## TASK:
Copy every entry word for word, but skip the pictures.

[START]

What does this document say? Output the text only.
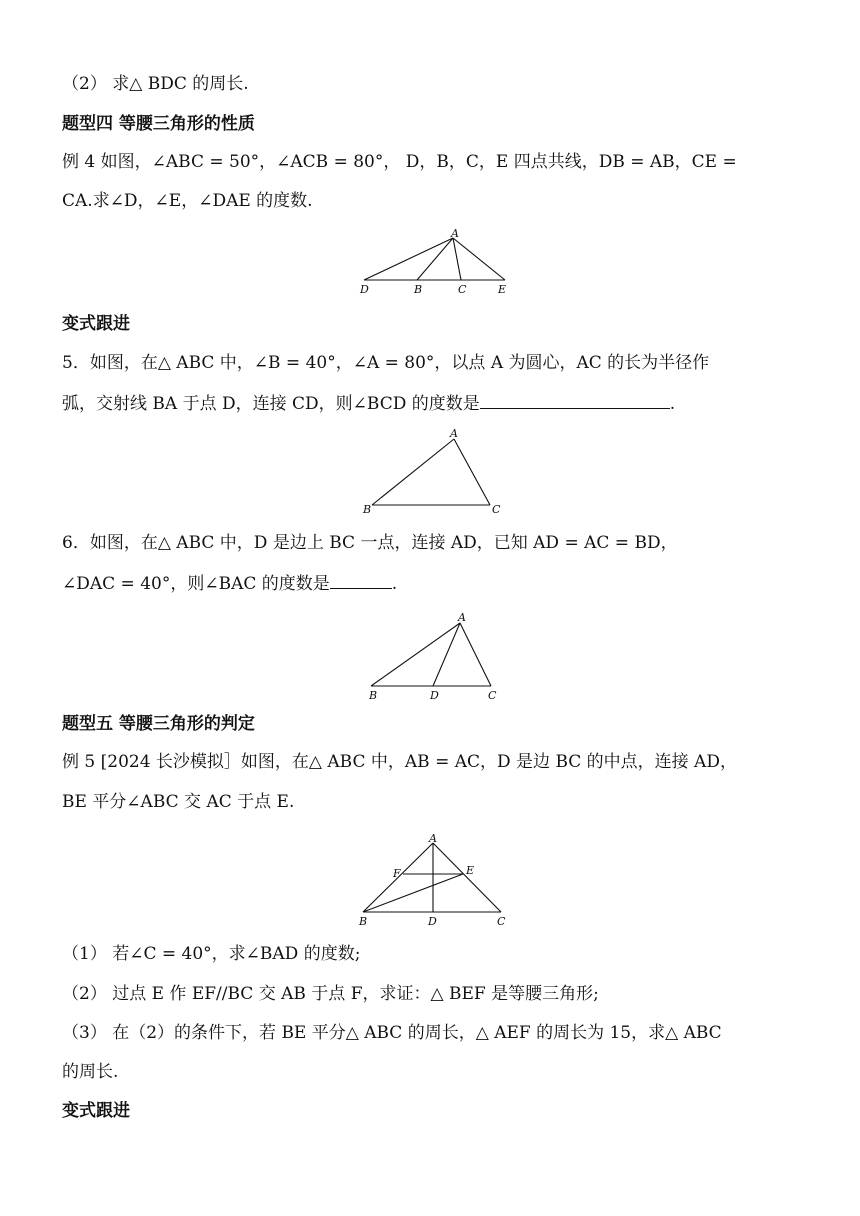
（2） 求△ BDC 的周长.
题型四 等腰三角形的性质
例 4 如图，∠ABC = 50°，∠ACB = 80°， D，B，C，E 四点共线，DB = AB，CE =
CA.求∠D，∠E，∠DAE 的度数.
A
D	B	C	E
变式跟进
5．如图，在△ ABC 中，∠B = 40°，∠A = 80°，以点 A 为圆心，AC 的长为半径作
弧，交射线 BA 于点 D，连接 CD，则∠BCD 的度数是	.
A
B	C
6．如图，在△ ABC 中，D 是边上 BC 一点，连接 AD，已知 AD = AC = BD，
∠DAC = 40°，则∠BAC 的度数是	.
A
B	D	C
题型五 等腰三角形的判定
例 5 [2024 长沙模拟］如图，在△ ABC 中，AB = AC，D 是边 BC 的中点，连接 AD，
BE 平分∠ABC 交 AC 于点 E.
A
F	E
B	D	C
（1） 若∠C = 40°，求∠BAD 的度数;
（2） 过点 E 作 EF//BC 交 AB 于点 F，求证：△ BEF 是等腰三角形;
（3） 在（2）的条件下，若 BE 平分△ ABC 的周长，△ AEF 的周长为 15，求△ ABC
的周长.
变式跟进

[END]

## ANSWER TO THIS TASK:
What does this document say? Output the text only.
（2） 求△ BDC 的周长.
题型四 等腰三角形的性质
例 4 如图，∠ABC = 50°，∠ACB = 80°， D，B，C，E 四点共线，DB = AB，CE =
CA.求∠D，∠E，∠DAE 的度数.
A
D	B	C	E
变式跟进
5．如图，在△ ABC 中，∠B = 40°，∠A = 80°，以点 A 为圆心，AC 的长为半径作
弧，交射线 BA 于点 D，连接 CD，则∠BCD 的度数是	.
A
B	C
6．如图，在△ ABC 中，D 是边上 BC 一点，连接 AD，已知 AD = AC = BD，
∠DAC = 40°，则∠BAC 的度数是	.
A
B	D	C
题型五 等腰三角形的判定
例 5 [2024 长沙模拟］如图，在△ ABC 中，AB = AC，D 是边 BC 的中点，连接 AD，
BE 平分∠ABC 交 AC 于点 E.
A
F	E
B	D	C
（1） 若∠C = 40°，求∠BAD 的度数;
（2） 过点 E 作 EF//BC 交 AB 于点 F，求证：△ BEF 是等腰三角形;
（3） 在（2）的条件下，若 BE 平分△ ABC 的周长，△ AEF 的周长为 15，求△ ABC
的周长.
变式跟进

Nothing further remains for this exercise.